* Start Records to process *

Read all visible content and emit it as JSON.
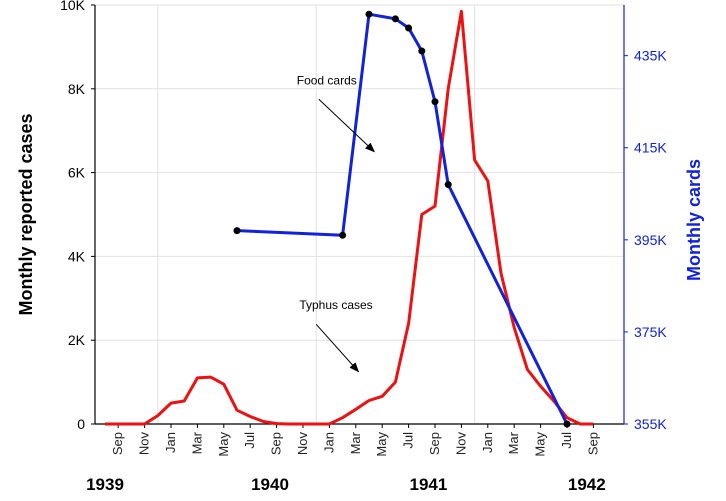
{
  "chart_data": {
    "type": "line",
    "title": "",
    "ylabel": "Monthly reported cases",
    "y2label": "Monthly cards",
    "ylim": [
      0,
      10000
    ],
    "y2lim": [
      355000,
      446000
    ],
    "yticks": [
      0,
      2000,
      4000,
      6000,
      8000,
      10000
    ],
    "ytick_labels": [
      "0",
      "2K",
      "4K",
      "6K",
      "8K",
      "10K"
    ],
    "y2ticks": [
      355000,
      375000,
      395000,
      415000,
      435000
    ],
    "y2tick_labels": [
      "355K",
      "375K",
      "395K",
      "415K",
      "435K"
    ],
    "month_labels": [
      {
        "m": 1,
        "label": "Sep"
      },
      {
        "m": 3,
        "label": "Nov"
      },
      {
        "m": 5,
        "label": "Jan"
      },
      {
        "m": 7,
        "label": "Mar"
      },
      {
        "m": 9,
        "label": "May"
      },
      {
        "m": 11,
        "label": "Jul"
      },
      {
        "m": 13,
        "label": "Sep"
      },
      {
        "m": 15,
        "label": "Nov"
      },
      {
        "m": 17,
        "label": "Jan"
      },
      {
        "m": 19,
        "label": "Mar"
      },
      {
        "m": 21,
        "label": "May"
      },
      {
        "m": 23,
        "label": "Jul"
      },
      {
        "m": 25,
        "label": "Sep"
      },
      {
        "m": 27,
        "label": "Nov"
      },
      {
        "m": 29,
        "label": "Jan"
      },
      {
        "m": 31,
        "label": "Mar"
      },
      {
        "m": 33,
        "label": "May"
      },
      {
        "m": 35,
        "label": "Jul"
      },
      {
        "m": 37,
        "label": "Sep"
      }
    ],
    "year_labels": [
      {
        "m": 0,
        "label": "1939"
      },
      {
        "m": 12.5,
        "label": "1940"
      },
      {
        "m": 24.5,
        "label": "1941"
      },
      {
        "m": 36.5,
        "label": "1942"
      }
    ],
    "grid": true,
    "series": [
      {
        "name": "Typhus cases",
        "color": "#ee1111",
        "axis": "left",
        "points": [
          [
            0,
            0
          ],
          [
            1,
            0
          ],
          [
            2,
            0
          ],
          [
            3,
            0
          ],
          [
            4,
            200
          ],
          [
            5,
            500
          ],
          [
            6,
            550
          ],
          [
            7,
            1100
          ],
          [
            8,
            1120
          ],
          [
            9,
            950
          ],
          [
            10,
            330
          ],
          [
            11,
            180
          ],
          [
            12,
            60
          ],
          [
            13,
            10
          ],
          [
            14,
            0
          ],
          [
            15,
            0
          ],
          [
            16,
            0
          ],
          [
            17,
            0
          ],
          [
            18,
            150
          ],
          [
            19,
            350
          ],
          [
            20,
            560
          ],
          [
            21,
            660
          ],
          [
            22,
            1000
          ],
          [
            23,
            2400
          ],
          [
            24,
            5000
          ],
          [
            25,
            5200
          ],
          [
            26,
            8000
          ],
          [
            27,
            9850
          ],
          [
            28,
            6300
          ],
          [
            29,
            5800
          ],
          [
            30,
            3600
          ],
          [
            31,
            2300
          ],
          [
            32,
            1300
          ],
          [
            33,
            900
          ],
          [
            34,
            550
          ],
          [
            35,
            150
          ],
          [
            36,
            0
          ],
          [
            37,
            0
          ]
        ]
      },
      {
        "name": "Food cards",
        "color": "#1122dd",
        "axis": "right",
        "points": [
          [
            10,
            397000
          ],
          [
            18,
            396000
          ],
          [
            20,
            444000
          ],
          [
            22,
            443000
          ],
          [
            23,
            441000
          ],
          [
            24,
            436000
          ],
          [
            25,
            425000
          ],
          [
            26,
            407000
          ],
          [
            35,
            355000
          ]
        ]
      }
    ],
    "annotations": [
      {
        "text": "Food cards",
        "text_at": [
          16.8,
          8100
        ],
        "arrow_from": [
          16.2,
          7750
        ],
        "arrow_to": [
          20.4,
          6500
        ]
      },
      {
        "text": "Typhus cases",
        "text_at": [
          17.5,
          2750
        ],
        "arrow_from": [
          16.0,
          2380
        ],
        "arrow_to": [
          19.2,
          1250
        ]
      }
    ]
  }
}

* End Records to process *
* Start Records to process *

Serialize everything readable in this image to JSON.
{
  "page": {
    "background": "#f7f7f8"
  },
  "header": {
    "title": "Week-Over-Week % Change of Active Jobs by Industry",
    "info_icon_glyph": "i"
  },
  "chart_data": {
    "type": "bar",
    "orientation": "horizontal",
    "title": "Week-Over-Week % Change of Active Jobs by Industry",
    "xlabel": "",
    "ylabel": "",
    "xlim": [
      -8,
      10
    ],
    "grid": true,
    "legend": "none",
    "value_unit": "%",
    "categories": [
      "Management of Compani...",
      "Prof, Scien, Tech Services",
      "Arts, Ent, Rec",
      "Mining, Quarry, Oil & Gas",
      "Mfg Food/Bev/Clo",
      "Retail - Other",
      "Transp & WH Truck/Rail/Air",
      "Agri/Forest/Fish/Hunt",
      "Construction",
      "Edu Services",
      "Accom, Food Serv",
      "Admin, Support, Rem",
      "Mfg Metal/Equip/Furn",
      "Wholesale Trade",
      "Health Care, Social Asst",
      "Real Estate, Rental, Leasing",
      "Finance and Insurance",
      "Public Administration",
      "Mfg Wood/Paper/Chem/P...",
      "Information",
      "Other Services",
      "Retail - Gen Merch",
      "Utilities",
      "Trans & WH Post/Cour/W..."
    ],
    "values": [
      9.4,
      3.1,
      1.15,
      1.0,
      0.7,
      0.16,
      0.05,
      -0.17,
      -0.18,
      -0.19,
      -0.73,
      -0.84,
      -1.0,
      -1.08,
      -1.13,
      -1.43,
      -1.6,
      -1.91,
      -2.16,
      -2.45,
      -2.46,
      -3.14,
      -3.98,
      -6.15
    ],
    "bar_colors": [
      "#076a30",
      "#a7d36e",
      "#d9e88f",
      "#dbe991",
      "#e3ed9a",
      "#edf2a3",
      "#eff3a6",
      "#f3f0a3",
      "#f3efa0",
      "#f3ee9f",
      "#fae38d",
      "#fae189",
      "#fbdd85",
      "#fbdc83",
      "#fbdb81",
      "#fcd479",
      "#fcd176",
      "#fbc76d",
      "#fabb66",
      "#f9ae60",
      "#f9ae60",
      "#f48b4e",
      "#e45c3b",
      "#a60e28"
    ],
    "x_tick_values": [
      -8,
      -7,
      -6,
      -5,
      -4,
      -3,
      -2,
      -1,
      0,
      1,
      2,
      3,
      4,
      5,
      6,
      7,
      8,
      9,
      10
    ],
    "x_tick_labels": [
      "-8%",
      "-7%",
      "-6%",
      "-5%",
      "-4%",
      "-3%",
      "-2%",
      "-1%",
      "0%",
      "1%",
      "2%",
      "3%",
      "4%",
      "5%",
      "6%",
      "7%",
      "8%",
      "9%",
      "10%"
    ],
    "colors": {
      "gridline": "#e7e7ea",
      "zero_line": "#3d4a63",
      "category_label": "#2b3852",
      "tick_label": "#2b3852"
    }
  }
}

* End Records to process *

**Work to complete:**
Check each line of the records above for "ylabel", and copy those that have it.

**Exercise response:**
    "ylabel": "Monthly reported cases",
    "ylabel": "",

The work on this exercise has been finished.